> GIVEN PROBLEM:
Below is a block of records; repeat all of them exactly.

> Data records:
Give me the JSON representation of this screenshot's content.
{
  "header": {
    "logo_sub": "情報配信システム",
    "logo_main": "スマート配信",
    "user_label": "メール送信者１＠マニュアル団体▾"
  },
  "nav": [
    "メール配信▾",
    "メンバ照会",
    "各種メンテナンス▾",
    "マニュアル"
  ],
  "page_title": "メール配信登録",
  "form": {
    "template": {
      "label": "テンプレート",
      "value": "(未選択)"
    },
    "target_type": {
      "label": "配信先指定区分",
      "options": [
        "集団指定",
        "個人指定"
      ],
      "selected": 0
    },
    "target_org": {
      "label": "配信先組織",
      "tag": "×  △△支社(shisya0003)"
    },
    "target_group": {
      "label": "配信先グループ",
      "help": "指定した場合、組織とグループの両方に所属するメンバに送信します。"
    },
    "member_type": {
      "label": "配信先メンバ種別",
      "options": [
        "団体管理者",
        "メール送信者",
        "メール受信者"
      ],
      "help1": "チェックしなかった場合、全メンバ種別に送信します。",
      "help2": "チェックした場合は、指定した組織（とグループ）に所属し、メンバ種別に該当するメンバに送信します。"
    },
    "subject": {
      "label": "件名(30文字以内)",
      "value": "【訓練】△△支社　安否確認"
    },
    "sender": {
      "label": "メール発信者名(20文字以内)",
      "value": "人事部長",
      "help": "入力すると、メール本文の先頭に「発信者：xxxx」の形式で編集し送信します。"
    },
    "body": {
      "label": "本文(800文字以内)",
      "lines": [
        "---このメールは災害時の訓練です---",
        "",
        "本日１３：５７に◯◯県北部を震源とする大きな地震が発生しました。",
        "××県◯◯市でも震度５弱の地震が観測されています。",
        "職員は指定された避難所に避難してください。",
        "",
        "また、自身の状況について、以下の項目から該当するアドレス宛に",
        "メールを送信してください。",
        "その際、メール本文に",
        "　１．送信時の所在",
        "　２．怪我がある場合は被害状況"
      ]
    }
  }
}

> EXERCISE ANSWER:
Give me the JSON representation of this screenshot's content.
{
  "header": {
    "logo_sub": "情報配信システム",
    "logo_main": "スマート配信",
    "user_label": "メール送信者１＠マニュアル団体▾"
  },
  "nav": [
    "メール配信▾",
    "メンバ照会",
    "各種メンテナンス▾",
    "マニュアル"
  ],
  "page_title": "メール配信登録",
  "form": {
    "template": {
      "label": "テンプレート",
      "value": "(未選択)"
    },
    "target_type": {
      "label": "配信先指定区分",
      "options": [
        "集団指定",
        "個人指定"
      ],
      "selected": 0
    },
    "target_org": {
      "label": "配信先組織",
      "tag": "×  △△支社(shisya0003)"
    },
    "target_group": {
      "label": "配信先グループ",
      "help": "指定した場合、組織とグループの両方に所属するメンバに送信します。"
    },
    "member_type": {
      "label": "配信先メンバ種別",
      "options": [
        "団体管理者",
        "メール送信者",
        "メール受信者"
      ],
      "help1": "チェックしなかった場合、全メンバ種別に送信します。",
      "help2": "チェックした場合は、指定した組織（とグループ）に所属し、メンバ種別に該当するメンバに送信します。"
    },
    "subject": {
      "label": "件名(30文字以内)",
      "value": "【訓練】△△支社　安否確認"
    },
    "sender": {
      "label": "メール発信者名(20文字以内)",
      "value": "人事部長",
      "help": "入力すると、メール本文の先頭に「発信者：xxxx」の形式で編集し送信します。"
    },
    "body": {
      "label": "本文(800文字以内)",
      "lines": [
        "---このメールは災害時の訓練です---",
        "",
        "本日１３：５７に◯◯県北部を震源とする大きな地震が発生しました。",
        "××県◯◯市でも震度５弱の地震が観測されています。",
        "職員は指定された避難所に避難してください。",
        "",
        "また、自身の状況について、以下の項目から該当するアドレス宛に",
        "メールを送信してください。",
        "その際、メール本文に",
        "　１．送信時の所在",
        "　２．怪我がある場合は被害状況"
      ]
    }
  }
}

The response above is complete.